Data entries for graphics:
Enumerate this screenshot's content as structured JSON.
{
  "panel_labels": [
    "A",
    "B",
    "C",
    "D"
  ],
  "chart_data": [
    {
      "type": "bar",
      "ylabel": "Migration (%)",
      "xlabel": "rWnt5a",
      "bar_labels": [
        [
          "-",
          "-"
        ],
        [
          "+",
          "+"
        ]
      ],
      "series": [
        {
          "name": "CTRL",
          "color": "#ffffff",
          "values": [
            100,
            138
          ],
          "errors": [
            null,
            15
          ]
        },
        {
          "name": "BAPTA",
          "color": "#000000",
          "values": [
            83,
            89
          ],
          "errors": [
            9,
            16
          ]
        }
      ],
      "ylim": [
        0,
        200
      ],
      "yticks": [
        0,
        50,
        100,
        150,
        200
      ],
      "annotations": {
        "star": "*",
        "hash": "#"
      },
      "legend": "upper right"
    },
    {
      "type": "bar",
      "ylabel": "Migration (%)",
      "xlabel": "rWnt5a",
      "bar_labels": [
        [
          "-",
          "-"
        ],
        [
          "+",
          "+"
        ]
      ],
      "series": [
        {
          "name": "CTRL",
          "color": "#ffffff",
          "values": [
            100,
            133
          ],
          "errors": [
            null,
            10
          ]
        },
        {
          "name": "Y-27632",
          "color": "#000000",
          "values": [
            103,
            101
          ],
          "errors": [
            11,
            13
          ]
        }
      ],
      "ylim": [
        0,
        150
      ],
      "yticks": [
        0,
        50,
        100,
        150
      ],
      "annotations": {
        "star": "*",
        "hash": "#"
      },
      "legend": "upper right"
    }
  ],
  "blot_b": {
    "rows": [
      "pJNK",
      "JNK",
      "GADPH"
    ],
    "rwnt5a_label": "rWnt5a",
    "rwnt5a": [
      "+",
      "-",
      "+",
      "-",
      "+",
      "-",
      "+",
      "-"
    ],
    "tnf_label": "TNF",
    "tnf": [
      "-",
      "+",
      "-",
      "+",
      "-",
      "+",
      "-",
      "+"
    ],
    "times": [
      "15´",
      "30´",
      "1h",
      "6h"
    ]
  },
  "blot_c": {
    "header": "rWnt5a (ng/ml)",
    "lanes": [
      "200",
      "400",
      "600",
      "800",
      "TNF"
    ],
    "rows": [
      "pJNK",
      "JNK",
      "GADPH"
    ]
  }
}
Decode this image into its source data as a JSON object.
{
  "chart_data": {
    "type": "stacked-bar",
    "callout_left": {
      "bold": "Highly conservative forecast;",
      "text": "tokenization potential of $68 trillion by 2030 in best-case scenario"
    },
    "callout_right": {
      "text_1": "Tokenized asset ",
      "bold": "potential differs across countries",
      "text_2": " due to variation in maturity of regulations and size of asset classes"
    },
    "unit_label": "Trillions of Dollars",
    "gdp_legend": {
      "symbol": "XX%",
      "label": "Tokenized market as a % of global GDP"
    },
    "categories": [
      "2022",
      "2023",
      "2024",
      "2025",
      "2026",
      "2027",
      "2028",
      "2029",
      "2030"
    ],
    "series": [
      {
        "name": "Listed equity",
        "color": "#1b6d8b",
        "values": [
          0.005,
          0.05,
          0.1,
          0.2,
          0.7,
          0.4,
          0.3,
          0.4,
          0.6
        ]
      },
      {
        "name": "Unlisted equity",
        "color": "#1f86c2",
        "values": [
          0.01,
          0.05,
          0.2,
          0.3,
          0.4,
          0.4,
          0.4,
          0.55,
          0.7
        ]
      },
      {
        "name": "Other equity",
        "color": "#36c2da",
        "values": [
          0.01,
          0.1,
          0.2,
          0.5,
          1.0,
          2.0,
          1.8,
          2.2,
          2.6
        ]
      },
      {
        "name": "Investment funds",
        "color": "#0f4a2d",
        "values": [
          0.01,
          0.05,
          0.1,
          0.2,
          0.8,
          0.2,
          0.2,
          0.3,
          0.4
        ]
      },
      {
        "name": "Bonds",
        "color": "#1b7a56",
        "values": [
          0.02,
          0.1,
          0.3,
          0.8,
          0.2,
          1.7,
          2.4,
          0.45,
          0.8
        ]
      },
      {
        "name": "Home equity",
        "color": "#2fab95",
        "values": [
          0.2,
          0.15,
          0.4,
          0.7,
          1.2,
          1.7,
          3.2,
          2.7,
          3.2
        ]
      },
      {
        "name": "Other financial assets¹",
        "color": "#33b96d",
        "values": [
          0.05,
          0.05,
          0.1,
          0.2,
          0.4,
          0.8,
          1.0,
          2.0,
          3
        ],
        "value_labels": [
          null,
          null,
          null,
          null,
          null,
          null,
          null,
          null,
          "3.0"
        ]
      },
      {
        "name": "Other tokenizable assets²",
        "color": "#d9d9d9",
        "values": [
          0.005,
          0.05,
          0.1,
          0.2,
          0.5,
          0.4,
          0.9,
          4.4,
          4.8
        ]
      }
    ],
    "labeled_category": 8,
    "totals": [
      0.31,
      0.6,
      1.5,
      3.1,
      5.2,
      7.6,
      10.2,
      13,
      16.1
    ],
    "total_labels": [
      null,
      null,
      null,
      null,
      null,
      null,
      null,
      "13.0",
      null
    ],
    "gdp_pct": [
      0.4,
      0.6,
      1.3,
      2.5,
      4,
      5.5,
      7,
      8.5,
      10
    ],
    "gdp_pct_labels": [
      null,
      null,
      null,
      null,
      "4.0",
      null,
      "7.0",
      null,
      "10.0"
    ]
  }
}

THE TASK:
Extract each line of the listing above, copying it word for word.

SOLUTION BELOW:
Enumerate this screenshot's content as structured JSON.
{
  "panel_labels": [
    "A",
    "B",
    "C",
    "D"
  ],
  "chart_data": [
    {
      "type": "bar",
      "ylabel": "Migration (%)",
      "xlabel": "rWnt5a",
      "bar_labels": [
        [
          "-",
          "-"
        ],
        [
          "+",
          "+"
        ]
      ],
      "series": [
        {
          "name": "CTRL",
          "color": "#ffffff",
          "values": [
            100,
            138
          ],
          "errors": [
            null,
            15
          ]
        },
        {
          "name": "BAPTA",
          "color": "#000000",
          "values": [
            83,
            89
          ],
          "errors": [
            9,
            16
          ]
        }
      ],
      "ylim": [
        0,
        200
      ],
      "yticks": [
        0,
        50,
        100,
        150,
        200
      ],
      "annotations": {
        "star": "*",
        "hash": "#"
      },
      "legend": "upper right"
    },
    {
      "type": "bar",
      "ylabel": "Migration (%)",
      "xlabel": "rWnt5a",
      "bar_labels": [
        [
          "-",
          "-"
        ],
        [
          "+",
          "+"
        ]
      ],
      "series": [
        {
          "name": "CTRL",
          "color": "#ffffff",
          "values": [
            100,
            133
          ],
          "errors": [
            null,
            10
          ]
        },
        {
          "name": "Y-27632",
          "color": "#000000",
          "values": [
            103,
            101
          ],
          "errors": [
            11,
            13
          ]
        }
      ],
      "ylim": [
        0,
        150
      ],
      "yticks": [
        0,
        50,
        100,
        150
      ],
      "annotations": {
        "star": "*",
        "hash": "#"
      },
      "legend": "upper right"
    }
  ],
  "blot_b": {
    "rows": [
      "pJNK",
      "JNK",
      "GADPH"
    ],
    "rwnt5a_label": "rWnt5a",
    "rwnt5a": [
      "+",
      "-",
      "+",
      "-",
      "+",
      "-",
      "+",
      "-"
    ],
    "tnf_label": "TNF",
    "tnf": [
      "-",
      "+",
      "-",
      "+",
      "-",
      "+",
      "-",
      "+"
    ],
    "times": [
      "15´",
      "30´",
      "1h",
      "6h"
    ]
  },
  "blot_c": {
    "header": "rWnt5a (ng/ml)",
    "lanes": [
      "200",
      "400",
      "600",
      "800",
      "TNF"
    ],
    "rows": [
      "pJNK",
      "JNK",
      "GADPH"
    ]
  }
}
Decode this image into its source data as a JSON object.
{
  "chart_data": {
    "type": "stacked-bar",
    "callout_left": {
      "bold": "Highly conservative forecast;",
      "text": "tokenization potential of $68 trillion by 2030 in best-case scenario"
    },
    "callout_right": {
      "text_1": "Tokenized asset ",
      "bold": "potential differs across countries",
      "text_2": " due to variation in maturity of regulations and size of asset classes"
    },
    "unit_label": "Trillions of Dollars",
    "gdp_legend": {
      "symbol": "XX%",
      "label": "Tokenized market as a % of global GDP"
    },
    "categories": [
      "2022",
      "2023",
      "2024",
      "2025",
      "2026",
      "2027",
      "2028",
      "2029",
      "2030"
    ],
    "series": [
      {
        "name": "Listed equity",
        "color": "#1b6d8b",
        "values": [
          0.005,
          0.05,
          0.1,
          0.2,
          0.7,
          0.4,
          0.3,
          0.4,
          0.6
        ]
      },
      {
        "name": "Unlisted equity",
        "color": "#1f86c2",
        "values": [
          0.01,
          0.05,
          0.2,
          0.3,
          0.4,
          0.4,
          0.4,
          0.55,
          0.7
        ]
      },
      {
        "name": "Other equity",
        "color": "#36c2da",
        "values": [
          0.01,
          0.1,
          0.2,
          0.5,
          1.0,
          2.0,
          1.8,
          2.2,
          2.6
        ]
      },
      {
        "name": "Investment funds",
        "color": "#0f4a2d",
        "values": [
          0.01,
          0.05,
          0.1,
          0.2,
          0.8,
          0.2,
          0.2,
          0.3,
          0.4
        ]
      },
      {
        "name": "Bonds",
        "color": "#1b7a56",
        "values": [
          0.02,
          0.1,
          0.3,
          0.8,
          0.2,
          1.7,
          2.4,
          0.45,
          0.8
        ]
      },
      {
        "name": "Home equity",
        "color": "#2fab95",
        "values": [
          0.2,
          0.15,
          0.4,
          0.7,
          1.2,
          1.7,
          3.2,
          2.7,
          3.2
        ]
      },
      {
        "name": "Other financial assets¹",
        "color": "#33b96d",
        "values": [
          0.05,
          0.05,
          0.1,
          0.2,
          0.4,
          0.8,
          1.0,
          2.0,
          3
        ],
        "value_labels": [
          null,
          null,
          null,
          null,
          null,
          null,
          null,
          null,
          "3.0"
        ]
      },
      {
        "name": "Other tokenizable assets²",
        "color": "#d9d9d9",
        "values": [
          0.005,
          0.05,
          0.1,
          0.2,
          0.5,
          0.4,
          0.9,
          4.4,
          4.8
        ]
      }
    ],
    "labeled_category": 8,
    "totals": [
      0.31,
      0.6,
      1.5,
      3.1,
      5.2,
      7.6,
      10.2,
      13,
      16.1
    ],
    "total_labels": [
      null,
      null,
      null,
      null,
      null,
      null,
      null,
      "13.0",
      null
    ],
    "gdp_pct": [
      0.4,
      0.6,
      1.3,
      2.5,
      4,
      5.5,
      7,
      8.5,
      10
    ],
    "gdp_pct_labels": [
      null,
      null,
      null,
      null,
      "4.0",
      null,
      "7.0",
      null,
      "10.0"
    ]
  }
}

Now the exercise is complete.